Goal — Go through the records below line by line, counting those that contain the word "pobres"; answer with the count only.

────────────────────

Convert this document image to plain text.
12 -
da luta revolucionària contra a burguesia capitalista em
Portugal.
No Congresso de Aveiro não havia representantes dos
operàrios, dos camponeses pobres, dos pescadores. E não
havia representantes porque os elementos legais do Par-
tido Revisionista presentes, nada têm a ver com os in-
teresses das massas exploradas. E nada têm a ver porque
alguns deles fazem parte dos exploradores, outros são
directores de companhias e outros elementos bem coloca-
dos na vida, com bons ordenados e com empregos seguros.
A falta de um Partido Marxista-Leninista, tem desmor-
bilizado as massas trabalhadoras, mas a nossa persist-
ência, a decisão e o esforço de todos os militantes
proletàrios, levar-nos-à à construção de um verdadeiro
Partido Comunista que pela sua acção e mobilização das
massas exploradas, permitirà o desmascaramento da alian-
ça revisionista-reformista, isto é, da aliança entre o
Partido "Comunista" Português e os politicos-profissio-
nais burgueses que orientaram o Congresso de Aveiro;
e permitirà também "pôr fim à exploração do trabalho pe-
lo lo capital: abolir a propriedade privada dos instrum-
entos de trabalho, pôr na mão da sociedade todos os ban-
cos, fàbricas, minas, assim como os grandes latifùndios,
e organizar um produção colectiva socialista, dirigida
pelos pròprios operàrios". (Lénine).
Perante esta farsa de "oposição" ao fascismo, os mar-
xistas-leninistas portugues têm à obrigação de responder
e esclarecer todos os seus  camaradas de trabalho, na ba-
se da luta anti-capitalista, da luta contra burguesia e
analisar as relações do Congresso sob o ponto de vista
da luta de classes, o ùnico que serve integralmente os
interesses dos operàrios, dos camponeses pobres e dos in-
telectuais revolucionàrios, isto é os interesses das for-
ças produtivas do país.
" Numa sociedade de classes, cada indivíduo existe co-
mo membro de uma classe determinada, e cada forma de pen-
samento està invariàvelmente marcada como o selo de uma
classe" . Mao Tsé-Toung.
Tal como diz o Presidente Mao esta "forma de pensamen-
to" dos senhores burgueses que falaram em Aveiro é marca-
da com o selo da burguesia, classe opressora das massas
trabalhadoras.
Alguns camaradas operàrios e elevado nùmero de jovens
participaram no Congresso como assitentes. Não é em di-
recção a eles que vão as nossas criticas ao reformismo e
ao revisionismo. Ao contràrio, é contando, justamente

────────────────────

Task result — 2